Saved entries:
◆ ◆ ◆ ◆ ◆ ◆ ◆

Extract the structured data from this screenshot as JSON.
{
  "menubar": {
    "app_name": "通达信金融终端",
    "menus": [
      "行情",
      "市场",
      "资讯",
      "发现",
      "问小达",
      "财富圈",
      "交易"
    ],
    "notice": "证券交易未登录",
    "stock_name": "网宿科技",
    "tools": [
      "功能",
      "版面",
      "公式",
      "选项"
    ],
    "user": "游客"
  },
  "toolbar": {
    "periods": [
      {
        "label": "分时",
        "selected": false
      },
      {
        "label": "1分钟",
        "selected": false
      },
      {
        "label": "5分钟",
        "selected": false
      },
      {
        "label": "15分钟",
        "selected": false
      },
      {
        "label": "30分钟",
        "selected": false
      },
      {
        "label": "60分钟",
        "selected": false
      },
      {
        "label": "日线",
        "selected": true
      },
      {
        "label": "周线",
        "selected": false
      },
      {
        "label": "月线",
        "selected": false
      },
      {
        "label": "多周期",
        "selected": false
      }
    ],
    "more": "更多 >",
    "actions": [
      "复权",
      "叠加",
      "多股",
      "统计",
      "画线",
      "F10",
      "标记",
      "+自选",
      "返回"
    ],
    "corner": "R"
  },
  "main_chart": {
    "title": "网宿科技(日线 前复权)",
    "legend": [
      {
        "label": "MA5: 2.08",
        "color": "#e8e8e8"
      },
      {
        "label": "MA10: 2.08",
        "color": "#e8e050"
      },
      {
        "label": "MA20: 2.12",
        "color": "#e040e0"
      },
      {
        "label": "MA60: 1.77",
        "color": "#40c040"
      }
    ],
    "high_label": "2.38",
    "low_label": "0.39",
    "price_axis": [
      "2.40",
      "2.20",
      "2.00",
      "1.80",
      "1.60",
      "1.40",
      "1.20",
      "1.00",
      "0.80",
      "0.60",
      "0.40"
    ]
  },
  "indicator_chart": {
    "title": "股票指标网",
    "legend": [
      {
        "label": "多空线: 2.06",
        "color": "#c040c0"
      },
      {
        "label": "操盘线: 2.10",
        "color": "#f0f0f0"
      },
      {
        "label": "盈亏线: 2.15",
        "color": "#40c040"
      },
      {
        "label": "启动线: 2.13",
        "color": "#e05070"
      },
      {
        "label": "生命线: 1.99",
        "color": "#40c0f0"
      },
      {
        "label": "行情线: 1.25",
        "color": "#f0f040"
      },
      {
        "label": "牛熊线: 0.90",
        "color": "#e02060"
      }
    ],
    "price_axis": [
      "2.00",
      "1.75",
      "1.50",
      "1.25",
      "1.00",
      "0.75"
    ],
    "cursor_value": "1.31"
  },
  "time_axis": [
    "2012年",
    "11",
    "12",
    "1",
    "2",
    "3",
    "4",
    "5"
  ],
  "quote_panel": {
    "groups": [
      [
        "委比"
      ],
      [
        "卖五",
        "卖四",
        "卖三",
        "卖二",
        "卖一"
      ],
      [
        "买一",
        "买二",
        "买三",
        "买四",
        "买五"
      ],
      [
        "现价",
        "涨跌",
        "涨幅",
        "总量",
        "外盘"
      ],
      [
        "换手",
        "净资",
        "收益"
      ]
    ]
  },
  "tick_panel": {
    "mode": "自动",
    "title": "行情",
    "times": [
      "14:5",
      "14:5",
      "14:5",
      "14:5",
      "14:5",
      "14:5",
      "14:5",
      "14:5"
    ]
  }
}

◆ ◆ ◆ ◆ ◆ ◆ ◆

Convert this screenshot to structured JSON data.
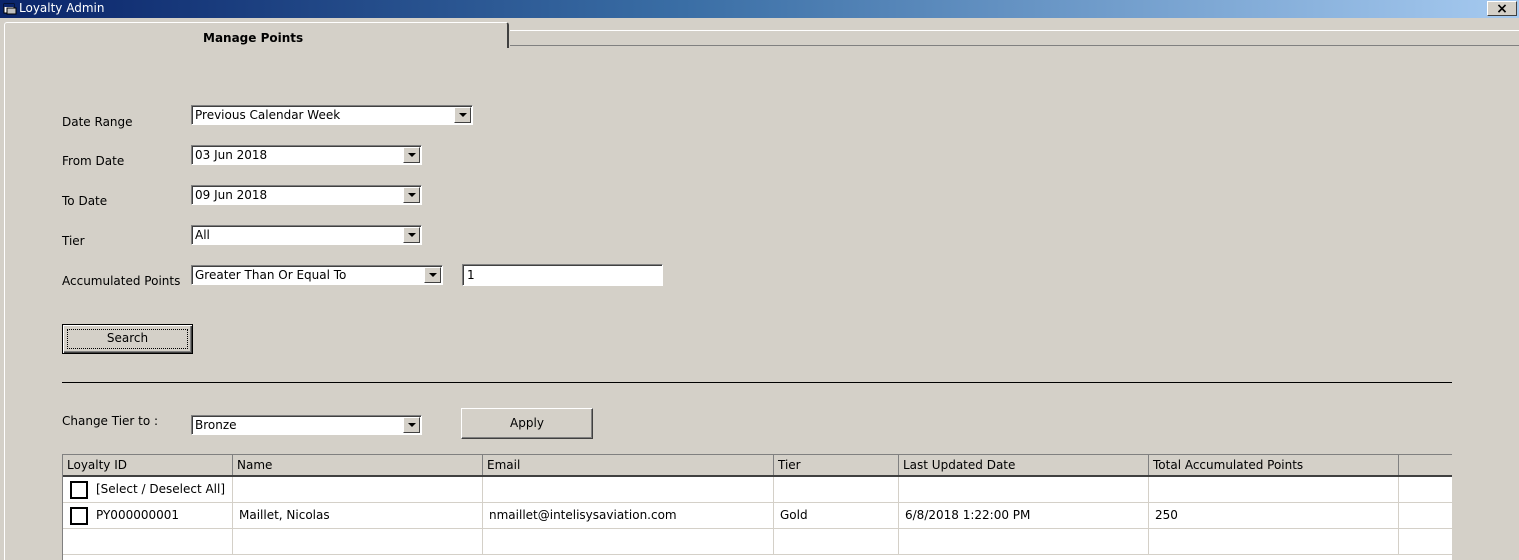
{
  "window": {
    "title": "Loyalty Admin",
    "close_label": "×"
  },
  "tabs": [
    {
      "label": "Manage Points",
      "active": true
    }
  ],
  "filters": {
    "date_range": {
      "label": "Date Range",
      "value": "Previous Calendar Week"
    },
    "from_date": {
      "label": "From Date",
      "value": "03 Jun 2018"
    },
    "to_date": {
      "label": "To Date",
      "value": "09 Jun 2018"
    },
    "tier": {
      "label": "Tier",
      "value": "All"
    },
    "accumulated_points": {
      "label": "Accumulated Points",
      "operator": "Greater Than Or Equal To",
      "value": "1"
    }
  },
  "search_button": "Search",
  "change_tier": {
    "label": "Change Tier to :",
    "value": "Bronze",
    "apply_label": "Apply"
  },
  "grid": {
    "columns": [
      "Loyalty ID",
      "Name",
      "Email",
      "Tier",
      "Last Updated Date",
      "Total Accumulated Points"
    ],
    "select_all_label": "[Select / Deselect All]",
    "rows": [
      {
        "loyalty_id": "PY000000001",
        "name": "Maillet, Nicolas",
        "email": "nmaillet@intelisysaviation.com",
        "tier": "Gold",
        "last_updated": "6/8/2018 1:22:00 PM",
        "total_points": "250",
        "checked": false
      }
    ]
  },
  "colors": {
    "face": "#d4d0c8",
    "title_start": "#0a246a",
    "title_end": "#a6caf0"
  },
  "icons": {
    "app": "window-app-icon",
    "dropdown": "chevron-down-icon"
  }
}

◆ ◆ ◆ ◆ ◆ ◆ ◆

What you will do — Show all lines in the entries above where the word "data" appears.

Output —
Extract the structured data from this screenshot as JSON.
Convert this screenshot to structured JSON data.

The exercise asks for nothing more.